• **Do this**
Please retype the lines below, starting at the line that contains "tab-label: Cases bbox=[71, 895, 107, 909]" and ending at the line that contains "heart-pulse-icon bbox=[318, 410, 394, 474]", with no changes.

(Boxed element entries)
-------------------------

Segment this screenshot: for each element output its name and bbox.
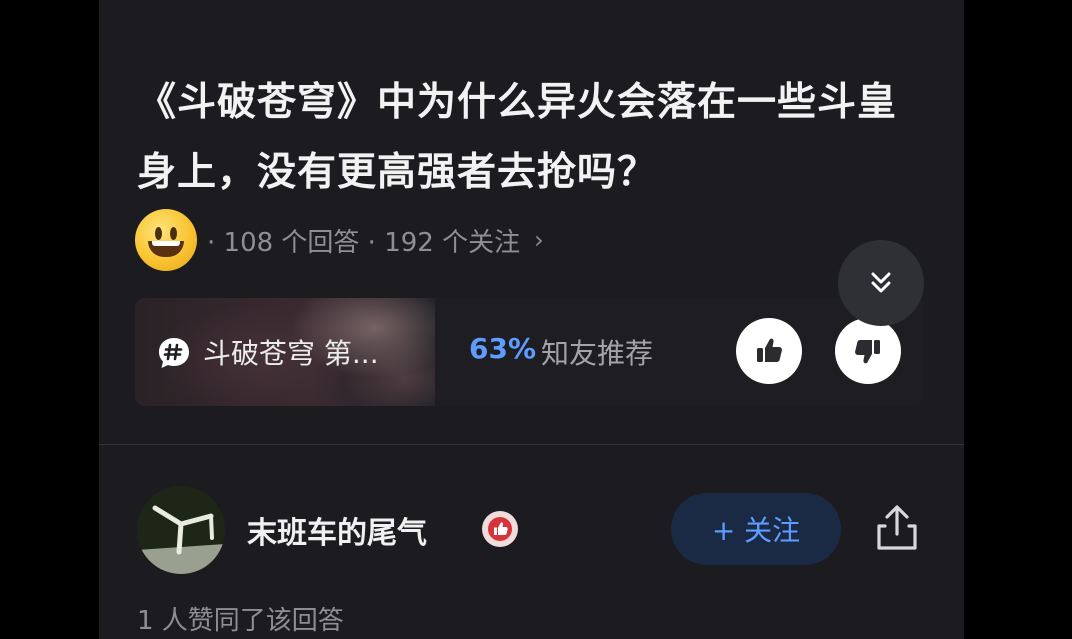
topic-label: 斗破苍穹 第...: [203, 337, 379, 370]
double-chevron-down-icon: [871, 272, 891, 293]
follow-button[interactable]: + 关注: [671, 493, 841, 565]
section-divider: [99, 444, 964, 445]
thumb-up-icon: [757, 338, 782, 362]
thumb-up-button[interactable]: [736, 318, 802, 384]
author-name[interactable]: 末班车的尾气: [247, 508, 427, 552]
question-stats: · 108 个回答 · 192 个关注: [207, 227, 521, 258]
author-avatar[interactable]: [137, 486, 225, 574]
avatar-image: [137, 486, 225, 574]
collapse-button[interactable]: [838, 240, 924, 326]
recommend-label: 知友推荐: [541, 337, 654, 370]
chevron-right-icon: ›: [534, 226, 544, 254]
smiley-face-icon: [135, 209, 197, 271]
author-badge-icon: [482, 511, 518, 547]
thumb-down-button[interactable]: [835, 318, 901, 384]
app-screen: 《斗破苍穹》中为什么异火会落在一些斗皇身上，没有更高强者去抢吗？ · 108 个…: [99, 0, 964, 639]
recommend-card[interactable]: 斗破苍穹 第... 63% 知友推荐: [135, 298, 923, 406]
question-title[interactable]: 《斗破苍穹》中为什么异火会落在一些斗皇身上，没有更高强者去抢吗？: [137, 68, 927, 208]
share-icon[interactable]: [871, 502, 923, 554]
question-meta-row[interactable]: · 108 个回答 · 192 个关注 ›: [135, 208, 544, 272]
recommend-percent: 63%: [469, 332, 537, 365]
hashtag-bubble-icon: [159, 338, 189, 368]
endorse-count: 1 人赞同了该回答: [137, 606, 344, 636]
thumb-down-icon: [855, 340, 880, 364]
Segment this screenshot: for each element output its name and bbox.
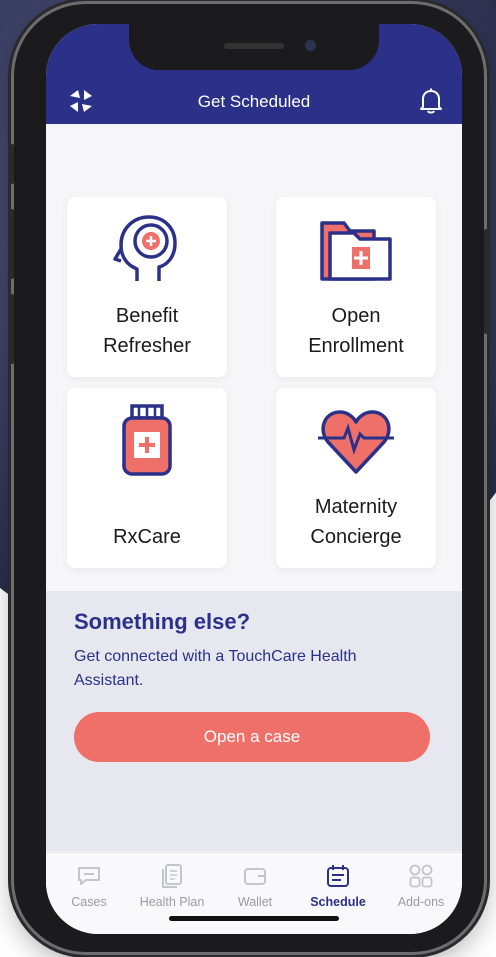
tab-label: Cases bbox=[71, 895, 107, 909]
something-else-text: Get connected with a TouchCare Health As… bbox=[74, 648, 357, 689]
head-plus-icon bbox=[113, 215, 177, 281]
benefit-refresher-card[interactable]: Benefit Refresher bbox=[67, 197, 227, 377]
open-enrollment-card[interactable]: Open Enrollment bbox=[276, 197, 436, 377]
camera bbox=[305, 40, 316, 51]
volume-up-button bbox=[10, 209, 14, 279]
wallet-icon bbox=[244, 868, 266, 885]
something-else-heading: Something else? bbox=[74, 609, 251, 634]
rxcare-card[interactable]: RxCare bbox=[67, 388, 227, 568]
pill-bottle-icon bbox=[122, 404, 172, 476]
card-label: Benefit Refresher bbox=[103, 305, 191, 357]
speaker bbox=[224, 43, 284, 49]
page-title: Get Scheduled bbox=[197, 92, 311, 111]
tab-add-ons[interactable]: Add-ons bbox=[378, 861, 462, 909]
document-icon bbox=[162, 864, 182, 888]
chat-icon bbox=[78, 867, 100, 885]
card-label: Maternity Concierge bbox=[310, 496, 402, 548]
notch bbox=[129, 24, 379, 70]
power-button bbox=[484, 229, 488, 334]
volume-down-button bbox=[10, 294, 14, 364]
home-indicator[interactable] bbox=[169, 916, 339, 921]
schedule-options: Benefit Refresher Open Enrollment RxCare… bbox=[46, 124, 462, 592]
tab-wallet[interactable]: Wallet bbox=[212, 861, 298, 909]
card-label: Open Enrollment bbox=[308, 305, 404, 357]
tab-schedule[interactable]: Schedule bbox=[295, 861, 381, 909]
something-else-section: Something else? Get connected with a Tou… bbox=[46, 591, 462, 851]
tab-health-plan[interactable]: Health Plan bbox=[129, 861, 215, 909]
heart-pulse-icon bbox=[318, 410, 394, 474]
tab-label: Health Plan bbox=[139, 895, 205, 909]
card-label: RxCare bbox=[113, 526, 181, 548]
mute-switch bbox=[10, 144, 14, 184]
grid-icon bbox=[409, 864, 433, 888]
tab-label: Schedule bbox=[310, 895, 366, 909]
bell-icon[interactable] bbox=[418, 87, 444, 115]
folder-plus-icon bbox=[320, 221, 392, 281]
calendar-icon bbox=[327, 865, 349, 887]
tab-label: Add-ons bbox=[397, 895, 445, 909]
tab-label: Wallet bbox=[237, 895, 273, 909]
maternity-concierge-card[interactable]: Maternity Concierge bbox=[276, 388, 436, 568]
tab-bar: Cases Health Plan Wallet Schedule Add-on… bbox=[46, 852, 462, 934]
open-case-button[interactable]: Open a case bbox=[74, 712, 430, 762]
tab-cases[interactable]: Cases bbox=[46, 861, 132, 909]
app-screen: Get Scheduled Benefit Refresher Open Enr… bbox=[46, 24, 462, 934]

-------------------------

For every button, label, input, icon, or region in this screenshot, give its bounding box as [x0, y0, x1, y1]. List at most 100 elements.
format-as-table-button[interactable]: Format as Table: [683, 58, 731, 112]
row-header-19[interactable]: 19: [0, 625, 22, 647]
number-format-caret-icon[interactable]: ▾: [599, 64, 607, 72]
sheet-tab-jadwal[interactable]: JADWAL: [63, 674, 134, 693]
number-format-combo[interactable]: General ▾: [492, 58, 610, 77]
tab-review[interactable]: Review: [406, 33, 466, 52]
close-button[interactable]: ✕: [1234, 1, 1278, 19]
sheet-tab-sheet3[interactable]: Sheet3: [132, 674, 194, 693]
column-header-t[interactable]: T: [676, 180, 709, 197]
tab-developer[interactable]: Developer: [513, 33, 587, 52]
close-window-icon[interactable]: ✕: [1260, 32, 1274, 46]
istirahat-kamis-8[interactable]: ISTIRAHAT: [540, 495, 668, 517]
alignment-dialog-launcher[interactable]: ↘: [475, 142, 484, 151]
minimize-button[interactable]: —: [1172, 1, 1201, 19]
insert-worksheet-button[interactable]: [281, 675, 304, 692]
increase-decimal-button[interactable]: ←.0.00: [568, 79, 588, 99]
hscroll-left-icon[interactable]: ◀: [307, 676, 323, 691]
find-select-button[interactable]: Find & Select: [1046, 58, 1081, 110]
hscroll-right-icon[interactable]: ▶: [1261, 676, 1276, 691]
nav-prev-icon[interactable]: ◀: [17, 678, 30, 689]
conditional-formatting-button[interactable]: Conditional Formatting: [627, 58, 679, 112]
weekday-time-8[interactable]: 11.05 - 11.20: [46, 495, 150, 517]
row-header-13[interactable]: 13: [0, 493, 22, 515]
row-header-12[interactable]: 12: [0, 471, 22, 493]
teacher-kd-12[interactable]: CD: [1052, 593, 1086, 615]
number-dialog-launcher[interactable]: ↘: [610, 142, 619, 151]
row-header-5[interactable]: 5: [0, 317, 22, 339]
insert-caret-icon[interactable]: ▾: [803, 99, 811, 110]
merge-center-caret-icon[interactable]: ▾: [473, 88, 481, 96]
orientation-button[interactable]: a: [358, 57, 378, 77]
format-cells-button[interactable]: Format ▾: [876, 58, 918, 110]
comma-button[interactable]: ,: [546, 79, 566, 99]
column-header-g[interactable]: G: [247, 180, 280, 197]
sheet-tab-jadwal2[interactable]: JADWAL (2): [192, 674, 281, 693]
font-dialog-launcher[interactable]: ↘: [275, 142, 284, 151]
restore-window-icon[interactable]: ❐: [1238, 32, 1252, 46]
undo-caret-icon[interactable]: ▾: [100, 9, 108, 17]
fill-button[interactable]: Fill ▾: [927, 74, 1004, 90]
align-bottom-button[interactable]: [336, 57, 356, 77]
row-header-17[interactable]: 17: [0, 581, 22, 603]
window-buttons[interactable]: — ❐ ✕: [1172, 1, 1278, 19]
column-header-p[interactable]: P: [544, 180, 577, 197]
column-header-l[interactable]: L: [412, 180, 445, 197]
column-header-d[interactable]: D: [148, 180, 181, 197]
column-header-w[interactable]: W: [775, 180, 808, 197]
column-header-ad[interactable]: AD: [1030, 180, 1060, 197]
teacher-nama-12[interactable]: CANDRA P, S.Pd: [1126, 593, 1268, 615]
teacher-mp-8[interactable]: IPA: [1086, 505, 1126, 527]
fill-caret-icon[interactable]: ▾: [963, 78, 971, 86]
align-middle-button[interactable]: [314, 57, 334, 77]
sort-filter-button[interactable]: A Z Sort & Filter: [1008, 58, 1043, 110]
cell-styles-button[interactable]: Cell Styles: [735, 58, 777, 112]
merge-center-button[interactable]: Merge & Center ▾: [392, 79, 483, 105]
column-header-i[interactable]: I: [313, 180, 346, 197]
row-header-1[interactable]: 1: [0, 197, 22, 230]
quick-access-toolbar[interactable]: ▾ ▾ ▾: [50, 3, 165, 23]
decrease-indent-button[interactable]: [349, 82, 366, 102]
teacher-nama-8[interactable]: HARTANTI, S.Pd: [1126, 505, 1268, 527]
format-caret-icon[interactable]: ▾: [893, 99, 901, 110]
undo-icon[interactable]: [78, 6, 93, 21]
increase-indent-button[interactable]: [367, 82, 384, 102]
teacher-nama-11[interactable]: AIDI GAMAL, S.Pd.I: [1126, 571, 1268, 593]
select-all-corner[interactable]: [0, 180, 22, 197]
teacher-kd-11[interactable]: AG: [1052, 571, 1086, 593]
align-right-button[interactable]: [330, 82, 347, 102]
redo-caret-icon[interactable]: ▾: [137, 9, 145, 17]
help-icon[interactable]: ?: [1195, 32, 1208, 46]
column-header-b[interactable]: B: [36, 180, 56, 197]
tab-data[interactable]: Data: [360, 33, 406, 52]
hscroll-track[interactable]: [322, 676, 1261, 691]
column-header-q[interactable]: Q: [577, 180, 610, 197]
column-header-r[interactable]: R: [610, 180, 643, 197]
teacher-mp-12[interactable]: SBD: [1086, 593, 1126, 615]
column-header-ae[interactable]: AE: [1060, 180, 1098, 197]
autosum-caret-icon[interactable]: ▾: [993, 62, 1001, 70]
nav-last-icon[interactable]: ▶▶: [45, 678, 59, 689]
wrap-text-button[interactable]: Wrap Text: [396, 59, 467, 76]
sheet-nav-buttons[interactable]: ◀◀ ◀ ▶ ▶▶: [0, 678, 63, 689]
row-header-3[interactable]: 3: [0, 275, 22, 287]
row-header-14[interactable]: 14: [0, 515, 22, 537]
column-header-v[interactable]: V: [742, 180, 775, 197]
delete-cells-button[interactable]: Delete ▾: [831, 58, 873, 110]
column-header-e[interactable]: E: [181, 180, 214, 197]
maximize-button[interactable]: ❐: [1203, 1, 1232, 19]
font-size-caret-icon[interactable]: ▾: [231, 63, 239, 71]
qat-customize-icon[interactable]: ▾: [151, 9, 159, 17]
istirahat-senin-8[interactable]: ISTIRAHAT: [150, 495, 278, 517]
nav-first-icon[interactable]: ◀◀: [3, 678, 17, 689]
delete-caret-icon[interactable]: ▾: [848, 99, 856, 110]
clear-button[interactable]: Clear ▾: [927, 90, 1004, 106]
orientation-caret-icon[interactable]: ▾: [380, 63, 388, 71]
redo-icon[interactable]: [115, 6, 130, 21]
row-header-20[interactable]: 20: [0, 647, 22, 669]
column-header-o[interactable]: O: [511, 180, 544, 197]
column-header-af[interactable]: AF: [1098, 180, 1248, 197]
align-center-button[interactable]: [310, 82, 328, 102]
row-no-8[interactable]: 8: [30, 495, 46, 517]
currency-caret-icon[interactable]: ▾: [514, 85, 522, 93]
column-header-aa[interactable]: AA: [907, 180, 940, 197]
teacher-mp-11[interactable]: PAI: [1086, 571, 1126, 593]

-------------------------

• **Exercise result**
tab-label: Cases bbox=[71, 895, 107, 909]
something-else-text: Get connected with a TouchCare Health As… bbox=[74, 648, 357, 689]
head-plus-icon bbox=[113, 215, 177, 281]
benefit-refresher-card[interactable]: Benefit Refresher bbox=[67, 197, 227, 377]
open-enrollment-card[interactable]: Open Enrollment bbox=[276, 197, 436, 377]
camera bbox=[305, 40, 316, 51]
volume-up-button bbox=[10, 209, 14, 279]
wallet-icon bbox=[244, 868, 266, 885]
something-else-heading: Something else? bbox=[74, 609, 251, 634]
rxcare-card[interactable]: RxCare bbox=[67, 388, 227, 568]
pill-bottle-icon bbox=[122, 404, 172, 476]
card-label: Benefit Refresher bbox=[103, 305, 191, 357]
speaker bbox=[224, 43, 284, 49]
page-title: Get Scheduled bbox=[197, 92, 311, 111]
tab-add-ons[interactable]: Add-ons bbox=[378, 861, 462, 909]
document-icon bbox=[162, 864, 182, 888]
chat-icon bbox=[78, 867, 100, 885]
card-label: Maternity Concierge bbox=[310, 496, 402, 548]
notch bbox=[129, 24, 379, 70]
power-button bbox=[484, 229, 488, 334]
volume-down-button bbox=[10, 294, 14, 364]
home-indicator[interactable] bbox=[169, 916, 339, 921]
schedule-options: Benefit Refresher Open Enrollment RxCare… bbox=[46, 124, 462, 592]
tab-wallet[interactable]: Wallet bbox=[212, 861, 298, 909]
card-label: Open Enrollment bbox=[308, 305, 404, 357]
tab-schedule[interactable]: Schedule bbox=[295, 861, 381, 909]
something-else-section: Something else? Get connected with a Tou… bbox=[46, 591, 462, 851]
tab-health-plan[interactable]: Health Plan bbox=[129, 861, 215, 909]
heart-pulse-icon bbox=[318, 410, 394, 474]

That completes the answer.